- BRIEF A
According to the excerpt on 2005 in Michigan, what record did the Grand Valley State Lakers football team compile under head coach Chuck Martin?
- BRIEF B
Resume the excerpt on 2005 in Michigan after its final line.

- EXCERPT PROVIDED
_ _ _ _ _ _ _
Notable company in the second 25 included La-Z-Boy (No. 29), Herman Miller (No. 31), Domino's (No. 32), Compuware (No. 36), Wolverine World Wide (No. 38), ProQuest (No. 41), and Taubman Centers (No. 45). KMart was ranked No. 5 in 2004, but dropped off the list after being acquired by Sears.

==Sports==
===Baseball===
- 2005 Detroit Tigers season - In their final season under manager Alan Trammell, the team compiled a 71–91 record (.438). The team's statistical leaders included Dmitri Young (21 home runs), Craig Monroe (89 RBIs), Placido Polanco (.338 batting average), and Jeremy Bonderman/Mike Maroth (14 wins).
- 2005 Major League Baseball All-Star Game - The game was played at Comerica Park in Detroit on July 12.
- 2005 Michigan Wolverines softball team - In their 21st season under Carol Hutchins, the Wolverines compiled a 65–7 record and won the national championship in the Women's College World Series.

===American football===
- 2005 Detroit Lions season - Under head coaches Steve Mariucci (fired on November 28) and Dick Jauron (last five games), the Lions compiled a 5–11 record. The team's statistical leaders were Joey Harrington (2,021 passing yards), Kevin Jones (864 rushing yards), and Roy Williams (687 receiving yards).
- 2005 Michigan Wolverines football team - In their 11th season under head coach Lloyd Carr, the Wolverines compiled a 7–5 record. The team's statistical leaders were Chad Henne (2,526 passing yards), Mike Hart (662 rushing yards), and Jason Avant (1,007 receiving yards). Avant was selected as the team's most valuable player.
- 2005 Michigan State Spartans football team - In their third season under John L. Smith, the Spartans compiled a 5–6 record. The team's statistical leaders included Drew Stanton (3,077 passing yards), Javon Ringer (817 rushing yards), and Jerramy Scott (722 receiving yards.
- 2005 Grand Valley State Lakers football team - In their second season under head coach Chuck Martin, the Lakers compiled a 13–0 record and won the Division II national championship.
- 2005 Saginaw Valley State Cardinals football team - In their seventh year under head coach Randy Awrey, the Cardinals compiled an 11–2 record. Their only two losses were to national champion Grand Valley State, once in the regular season and once in the playoffs.
- 2005 Central Michigan Chippewas football team - In their second season under head coach Brian Kelly, the Chippewas compiled a 6–5 record.
- 2005 Eastern Michigan Eagles football team - In their second season under head coach Jeff Genyk, the Eagles compiled a 4–7 record.
_ _ _ _ _ _ _
Page layout parsing data:
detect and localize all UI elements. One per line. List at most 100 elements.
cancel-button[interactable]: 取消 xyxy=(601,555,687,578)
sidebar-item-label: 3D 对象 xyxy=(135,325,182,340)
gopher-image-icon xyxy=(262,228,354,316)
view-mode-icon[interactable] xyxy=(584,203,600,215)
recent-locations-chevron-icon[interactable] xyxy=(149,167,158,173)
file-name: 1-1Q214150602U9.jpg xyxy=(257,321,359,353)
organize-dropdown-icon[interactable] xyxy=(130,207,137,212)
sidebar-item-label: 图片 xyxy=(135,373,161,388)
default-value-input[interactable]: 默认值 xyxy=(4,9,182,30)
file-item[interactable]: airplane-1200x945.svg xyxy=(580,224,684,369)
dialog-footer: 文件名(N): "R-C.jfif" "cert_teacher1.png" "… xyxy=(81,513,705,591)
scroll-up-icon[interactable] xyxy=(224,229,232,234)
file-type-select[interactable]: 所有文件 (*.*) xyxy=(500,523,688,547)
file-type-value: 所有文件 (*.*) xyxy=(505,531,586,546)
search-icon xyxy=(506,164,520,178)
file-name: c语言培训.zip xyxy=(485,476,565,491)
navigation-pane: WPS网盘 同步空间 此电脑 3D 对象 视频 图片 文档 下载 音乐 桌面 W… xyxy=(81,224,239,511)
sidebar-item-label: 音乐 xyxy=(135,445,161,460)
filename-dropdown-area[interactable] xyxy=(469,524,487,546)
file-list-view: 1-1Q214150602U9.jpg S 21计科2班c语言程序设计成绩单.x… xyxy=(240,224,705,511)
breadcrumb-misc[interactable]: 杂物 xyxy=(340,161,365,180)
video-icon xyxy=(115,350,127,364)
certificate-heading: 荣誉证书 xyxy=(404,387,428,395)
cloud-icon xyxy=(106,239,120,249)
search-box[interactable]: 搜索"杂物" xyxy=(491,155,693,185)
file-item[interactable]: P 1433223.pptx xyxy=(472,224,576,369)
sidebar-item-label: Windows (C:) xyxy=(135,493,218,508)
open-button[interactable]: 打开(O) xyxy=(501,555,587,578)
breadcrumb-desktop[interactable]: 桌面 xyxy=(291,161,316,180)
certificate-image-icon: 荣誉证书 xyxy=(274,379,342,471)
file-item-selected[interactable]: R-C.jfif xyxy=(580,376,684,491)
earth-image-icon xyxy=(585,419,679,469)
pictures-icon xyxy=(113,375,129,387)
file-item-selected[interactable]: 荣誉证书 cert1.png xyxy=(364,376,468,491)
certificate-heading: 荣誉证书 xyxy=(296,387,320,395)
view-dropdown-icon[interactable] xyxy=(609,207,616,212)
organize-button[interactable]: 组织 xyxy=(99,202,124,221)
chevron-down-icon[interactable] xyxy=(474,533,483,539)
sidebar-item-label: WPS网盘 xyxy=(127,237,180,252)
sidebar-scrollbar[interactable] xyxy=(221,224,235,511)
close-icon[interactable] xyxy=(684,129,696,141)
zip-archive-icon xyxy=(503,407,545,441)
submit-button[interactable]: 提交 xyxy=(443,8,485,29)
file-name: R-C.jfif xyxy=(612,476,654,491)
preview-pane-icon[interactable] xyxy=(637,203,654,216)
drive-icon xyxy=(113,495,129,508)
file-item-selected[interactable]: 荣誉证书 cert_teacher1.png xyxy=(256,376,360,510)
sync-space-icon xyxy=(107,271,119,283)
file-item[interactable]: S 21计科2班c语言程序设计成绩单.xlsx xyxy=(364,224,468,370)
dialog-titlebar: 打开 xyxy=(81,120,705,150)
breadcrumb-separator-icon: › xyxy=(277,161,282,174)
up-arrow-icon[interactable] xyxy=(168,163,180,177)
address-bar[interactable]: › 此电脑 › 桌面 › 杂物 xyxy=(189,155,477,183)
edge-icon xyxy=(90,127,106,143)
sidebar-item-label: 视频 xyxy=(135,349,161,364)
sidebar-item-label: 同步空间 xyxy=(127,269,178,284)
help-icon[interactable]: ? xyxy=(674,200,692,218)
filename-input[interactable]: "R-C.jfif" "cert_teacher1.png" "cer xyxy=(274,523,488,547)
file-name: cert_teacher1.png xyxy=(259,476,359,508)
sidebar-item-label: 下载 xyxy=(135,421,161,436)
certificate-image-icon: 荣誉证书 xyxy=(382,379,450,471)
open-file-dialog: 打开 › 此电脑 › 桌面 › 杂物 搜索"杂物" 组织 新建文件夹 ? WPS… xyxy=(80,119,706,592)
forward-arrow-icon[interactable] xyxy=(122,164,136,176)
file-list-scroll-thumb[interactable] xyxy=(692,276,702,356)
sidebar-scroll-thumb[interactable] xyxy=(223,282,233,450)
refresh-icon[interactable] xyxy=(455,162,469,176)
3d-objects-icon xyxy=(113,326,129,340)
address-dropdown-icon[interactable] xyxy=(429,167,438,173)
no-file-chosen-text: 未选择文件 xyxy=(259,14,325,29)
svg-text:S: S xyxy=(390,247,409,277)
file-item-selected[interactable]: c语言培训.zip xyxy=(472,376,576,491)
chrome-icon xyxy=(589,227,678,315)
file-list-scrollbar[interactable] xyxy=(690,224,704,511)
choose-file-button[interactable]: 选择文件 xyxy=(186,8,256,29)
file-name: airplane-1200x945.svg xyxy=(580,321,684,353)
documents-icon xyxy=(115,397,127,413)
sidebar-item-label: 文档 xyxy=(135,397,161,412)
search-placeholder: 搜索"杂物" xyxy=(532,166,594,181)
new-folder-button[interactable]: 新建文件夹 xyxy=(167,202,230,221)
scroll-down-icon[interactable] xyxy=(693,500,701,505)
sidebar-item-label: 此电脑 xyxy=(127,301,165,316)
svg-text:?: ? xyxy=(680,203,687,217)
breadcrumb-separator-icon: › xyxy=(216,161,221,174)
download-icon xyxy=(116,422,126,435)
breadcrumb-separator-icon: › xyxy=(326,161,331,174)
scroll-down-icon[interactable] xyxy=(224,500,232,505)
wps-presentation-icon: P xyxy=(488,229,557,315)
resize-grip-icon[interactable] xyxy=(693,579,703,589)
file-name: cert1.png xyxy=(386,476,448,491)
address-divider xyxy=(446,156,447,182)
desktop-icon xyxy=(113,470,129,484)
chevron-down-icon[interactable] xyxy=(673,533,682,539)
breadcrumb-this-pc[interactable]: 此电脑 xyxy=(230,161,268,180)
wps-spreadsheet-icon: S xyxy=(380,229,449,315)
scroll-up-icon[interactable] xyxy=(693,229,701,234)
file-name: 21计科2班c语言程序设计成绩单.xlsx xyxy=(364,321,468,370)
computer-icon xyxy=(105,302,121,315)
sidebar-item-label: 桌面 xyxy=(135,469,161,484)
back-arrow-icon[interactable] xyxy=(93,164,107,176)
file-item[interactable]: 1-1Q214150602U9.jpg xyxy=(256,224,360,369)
_ _ _ _ _ _ _
- TASK RESPONSE A
13–0

- TASK RESPONSE B
- 2005 Western Michigan Broncos football team - In their first season under head coach Bill Cubit, the Broncos compiled a 7–4 record.

===Basketball===
- 2004–05 Detroit Pistons season - Led by Larry Brown, the Pistons compiled a 54–28 and advanced to the NBA Finals where they lost to the San Antonio Spurs. The team's statistical leaders included Richard Hamilton (1,424 points), Ben Wallace (902 rebounds, 176 blocks), and Chauncey Billups (464 rebounds).
- 2005 Detroit Shock season - Led by coach Bill Laimbeer, the Shock compiled a 16–18 record.
- 2004–05 Michigan Wolverines men's basketball team - Led by Tommy Amaker, the team compiled a 13–18 record.
- 2004–05 Michigan State Spartans men's basketball team - In their tenth season under Tom Izzo, the Spartans compiled a 26–7 record and advanced to the Final Four where they lost to North Carolina. A riot in East Lansing followed after the loss to North Carolina.
- 2004–05 Eastern Michigan Eagles men's basketball team - The team compiled an 12–18 record.
- 2004–05 Michigan State Spartans women's basketball team - The Spartans compiled a 33–4 record, won the Big Ten championship, and were the NCAA Tournament runner up.
- 2004–05 Oakland Golden Grizzlies men's basketball team - In their 21st season under Greg Kampe, the Grizzlies compiled a 13–19 record.

===Ice hockey===
- 2004–05 Detroit Red Wings season - The season was canceled due to the 2004–05 NHL lockout.

===Other===
- 2005 GFS Marketplace 400
- 2005 Batman Begins 400

==Chronology of events==
===January===
- January 1 - Michigan lost to Texas, 38-37, in the Rose Bowl.
- January 9 - General Motors announced it would shed 8,000 jobs in 2005.
- January 12 - A massive pileup on I-96, as 50 vehicles were involved in one wreck in foggy Ingham County, killing two and injuring 37.
- January 31 - President Bush hosts the Detroit Pistons at the White House.

===February===
- February 3 - Awrey Bakeries, a 98-year-old company based in Livonia, filed for bankruptcy.
- February 13 - General Motors announced it would pay $2 billion to terminate its relationship with Fiat.
- February 18 - The mother of Detroit Tigers pitcher Ugueth Urbina was rescued from kidnappers in Venezuela.

===March===
- March 9 - Ford announced that William Clay Ford was retiring from the board of directors after 57 years' service.
- March 15 - Cardinal Adam Maida announced the closing of 18 Catholic schools, including eight high schools: Holy Redeemer, East Catholic, St. Martin De Porres, Bishop Borgess, Trinity (formerly Bishop Gallagher), and Notre Dame in Harper Woods. After numerous prior closures, the latest moves left the city with 10% of the Catholic schools that once existed in the city.

===April===
- April 2 - Michigan State men's basketball team lost to North Carolina in the Final Four.
- April 5 - Michigan State women's basketball team lost to North Carolina in the national championship game.
- April 7 - Warren mayor Mark Steenbergh sparked controversy in his state of the city speech describing Warren as a "fortress" standing against crime pushing north from Detroit.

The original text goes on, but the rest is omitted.